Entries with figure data
+===+
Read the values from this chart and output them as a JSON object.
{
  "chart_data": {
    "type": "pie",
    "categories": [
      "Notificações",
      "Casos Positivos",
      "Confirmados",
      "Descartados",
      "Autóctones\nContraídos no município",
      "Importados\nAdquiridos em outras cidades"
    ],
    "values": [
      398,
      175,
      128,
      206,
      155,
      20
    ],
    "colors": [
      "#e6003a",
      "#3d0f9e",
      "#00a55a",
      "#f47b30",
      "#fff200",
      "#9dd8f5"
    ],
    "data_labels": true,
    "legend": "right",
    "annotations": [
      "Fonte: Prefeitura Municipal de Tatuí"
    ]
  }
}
+===+
## REQUIRED WORK
Copy each line that contains the word "values".

## WRITTEN RESPONSE
Read the values from this chart and output them as a JSON object.
    "values": [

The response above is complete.